#### Supplied information:
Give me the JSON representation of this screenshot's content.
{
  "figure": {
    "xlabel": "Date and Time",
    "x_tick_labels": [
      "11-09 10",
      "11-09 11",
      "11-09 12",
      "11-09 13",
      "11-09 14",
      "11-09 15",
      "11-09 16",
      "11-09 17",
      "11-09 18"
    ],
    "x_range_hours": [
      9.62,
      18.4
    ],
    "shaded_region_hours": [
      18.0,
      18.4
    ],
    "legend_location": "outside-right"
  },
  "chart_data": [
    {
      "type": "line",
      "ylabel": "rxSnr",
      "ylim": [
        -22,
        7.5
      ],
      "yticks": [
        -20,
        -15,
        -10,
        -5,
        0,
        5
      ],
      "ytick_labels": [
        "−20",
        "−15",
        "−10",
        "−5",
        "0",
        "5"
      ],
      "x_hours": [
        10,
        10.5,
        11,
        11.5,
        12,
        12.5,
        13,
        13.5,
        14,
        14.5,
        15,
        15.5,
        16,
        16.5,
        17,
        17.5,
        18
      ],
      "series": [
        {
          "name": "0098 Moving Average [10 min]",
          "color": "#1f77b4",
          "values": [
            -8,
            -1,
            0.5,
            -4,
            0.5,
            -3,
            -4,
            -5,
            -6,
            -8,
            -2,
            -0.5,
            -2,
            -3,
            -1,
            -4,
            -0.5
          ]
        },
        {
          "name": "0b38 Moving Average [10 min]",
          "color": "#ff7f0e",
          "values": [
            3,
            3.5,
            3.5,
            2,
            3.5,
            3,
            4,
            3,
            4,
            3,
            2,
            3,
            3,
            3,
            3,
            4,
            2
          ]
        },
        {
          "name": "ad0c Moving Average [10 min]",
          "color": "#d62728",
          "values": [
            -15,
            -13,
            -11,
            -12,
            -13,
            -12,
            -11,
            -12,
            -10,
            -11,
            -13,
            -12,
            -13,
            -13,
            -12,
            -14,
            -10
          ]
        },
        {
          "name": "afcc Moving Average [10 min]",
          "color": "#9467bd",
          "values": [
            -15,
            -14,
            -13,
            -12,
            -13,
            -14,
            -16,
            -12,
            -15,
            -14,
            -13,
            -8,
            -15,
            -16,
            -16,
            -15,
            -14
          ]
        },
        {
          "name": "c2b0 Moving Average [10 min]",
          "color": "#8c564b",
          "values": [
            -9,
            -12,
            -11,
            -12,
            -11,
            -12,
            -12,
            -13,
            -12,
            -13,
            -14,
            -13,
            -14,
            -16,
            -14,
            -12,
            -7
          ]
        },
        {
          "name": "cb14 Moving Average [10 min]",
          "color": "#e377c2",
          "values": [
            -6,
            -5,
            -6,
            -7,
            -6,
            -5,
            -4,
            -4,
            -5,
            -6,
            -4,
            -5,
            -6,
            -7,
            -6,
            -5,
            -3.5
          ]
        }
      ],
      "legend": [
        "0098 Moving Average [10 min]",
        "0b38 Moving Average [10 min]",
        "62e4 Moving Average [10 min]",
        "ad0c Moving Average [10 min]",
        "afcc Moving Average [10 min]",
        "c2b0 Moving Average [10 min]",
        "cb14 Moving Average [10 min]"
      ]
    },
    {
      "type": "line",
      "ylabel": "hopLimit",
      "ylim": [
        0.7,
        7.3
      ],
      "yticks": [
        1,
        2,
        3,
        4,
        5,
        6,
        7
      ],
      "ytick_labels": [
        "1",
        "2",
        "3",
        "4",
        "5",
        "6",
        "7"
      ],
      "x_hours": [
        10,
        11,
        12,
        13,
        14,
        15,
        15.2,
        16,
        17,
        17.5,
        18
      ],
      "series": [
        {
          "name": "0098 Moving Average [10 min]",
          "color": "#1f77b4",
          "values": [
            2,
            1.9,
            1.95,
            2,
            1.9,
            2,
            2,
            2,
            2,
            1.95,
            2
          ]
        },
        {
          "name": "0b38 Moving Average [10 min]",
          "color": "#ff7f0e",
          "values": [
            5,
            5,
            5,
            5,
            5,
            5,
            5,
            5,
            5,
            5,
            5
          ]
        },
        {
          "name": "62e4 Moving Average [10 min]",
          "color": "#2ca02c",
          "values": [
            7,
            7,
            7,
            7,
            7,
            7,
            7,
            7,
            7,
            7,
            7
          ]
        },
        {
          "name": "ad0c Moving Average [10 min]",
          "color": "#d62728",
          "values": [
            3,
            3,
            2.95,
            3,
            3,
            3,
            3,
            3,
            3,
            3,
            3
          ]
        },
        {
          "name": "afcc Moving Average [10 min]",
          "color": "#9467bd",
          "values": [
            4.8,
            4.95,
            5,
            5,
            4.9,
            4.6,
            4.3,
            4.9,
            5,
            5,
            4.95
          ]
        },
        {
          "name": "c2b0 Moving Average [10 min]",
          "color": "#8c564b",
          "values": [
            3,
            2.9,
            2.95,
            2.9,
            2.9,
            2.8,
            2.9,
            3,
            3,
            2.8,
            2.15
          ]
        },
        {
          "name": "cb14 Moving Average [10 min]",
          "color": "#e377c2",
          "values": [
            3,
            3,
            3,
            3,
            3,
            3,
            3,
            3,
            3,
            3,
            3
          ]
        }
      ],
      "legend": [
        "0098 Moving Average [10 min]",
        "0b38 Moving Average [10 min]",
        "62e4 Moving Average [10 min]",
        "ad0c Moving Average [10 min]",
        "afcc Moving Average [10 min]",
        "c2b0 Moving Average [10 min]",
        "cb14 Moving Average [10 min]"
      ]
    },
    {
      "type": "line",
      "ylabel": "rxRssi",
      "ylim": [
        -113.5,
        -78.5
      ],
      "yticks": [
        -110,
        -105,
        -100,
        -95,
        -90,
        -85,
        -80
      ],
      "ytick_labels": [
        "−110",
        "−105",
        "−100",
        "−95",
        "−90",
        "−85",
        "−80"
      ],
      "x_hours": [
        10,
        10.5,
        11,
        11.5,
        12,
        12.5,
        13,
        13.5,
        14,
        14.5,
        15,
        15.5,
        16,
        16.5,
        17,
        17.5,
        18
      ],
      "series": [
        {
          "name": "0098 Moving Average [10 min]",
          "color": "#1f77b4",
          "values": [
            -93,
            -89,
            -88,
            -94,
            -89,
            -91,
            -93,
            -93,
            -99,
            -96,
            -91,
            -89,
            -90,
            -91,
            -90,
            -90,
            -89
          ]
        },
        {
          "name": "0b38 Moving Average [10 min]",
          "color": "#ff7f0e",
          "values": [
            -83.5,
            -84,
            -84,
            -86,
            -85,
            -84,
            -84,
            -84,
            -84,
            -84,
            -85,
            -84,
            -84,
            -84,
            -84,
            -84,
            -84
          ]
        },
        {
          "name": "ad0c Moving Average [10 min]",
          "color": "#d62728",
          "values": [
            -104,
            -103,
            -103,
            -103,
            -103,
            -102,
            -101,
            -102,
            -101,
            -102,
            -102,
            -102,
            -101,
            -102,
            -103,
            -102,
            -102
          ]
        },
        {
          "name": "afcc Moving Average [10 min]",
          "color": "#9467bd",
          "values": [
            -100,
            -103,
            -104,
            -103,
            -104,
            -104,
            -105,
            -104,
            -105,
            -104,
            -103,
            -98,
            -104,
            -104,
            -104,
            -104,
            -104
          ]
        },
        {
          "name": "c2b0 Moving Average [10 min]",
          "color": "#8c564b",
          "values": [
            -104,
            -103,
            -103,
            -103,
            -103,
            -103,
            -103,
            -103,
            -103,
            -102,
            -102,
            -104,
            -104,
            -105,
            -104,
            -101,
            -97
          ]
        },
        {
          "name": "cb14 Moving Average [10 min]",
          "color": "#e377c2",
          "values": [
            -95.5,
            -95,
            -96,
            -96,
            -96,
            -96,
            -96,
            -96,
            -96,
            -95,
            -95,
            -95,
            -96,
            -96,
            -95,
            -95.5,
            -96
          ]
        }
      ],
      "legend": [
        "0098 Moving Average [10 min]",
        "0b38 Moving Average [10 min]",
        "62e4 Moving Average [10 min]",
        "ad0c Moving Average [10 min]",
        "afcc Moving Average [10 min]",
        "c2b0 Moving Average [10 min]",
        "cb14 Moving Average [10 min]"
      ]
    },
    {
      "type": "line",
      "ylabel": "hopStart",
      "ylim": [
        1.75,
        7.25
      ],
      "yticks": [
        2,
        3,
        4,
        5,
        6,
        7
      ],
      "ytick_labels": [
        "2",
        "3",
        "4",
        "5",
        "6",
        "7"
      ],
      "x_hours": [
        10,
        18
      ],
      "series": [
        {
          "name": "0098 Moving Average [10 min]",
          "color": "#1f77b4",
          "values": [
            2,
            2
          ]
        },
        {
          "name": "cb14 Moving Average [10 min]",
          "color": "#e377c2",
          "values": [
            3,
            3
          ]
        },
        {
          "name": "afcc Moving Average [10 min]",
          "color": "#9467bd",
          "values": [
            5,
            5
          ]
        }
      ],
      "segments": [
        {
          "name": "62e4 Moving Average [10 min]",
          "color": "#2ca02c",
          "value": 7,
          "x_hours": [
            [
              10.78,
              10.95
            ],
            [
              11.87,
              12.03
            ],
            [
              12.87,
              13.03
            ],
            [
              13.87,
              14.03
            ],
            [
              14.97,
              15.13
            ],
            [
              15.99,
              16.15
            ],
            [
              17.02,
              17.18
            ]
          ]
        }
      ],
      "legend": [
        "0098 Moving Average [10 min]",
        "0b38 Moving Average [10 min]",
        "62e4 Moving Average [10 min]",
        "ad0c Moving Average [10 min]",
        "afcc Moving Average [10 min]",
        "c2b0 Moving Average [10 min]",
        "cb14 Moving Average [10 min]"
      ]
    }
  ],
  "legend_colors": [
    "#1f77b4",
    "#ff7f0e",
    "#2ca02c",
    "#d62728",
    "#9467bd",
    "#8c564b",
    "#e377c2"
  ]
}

#### Task goal:
From the listing above, copy all lines holding the word "ylabel".

#### Written response:
      "ylabel": "rxSnr",
      "ylabel": "hopLimit",
      "ylabel": "rxRssi",
      "ylabel": "hopStart",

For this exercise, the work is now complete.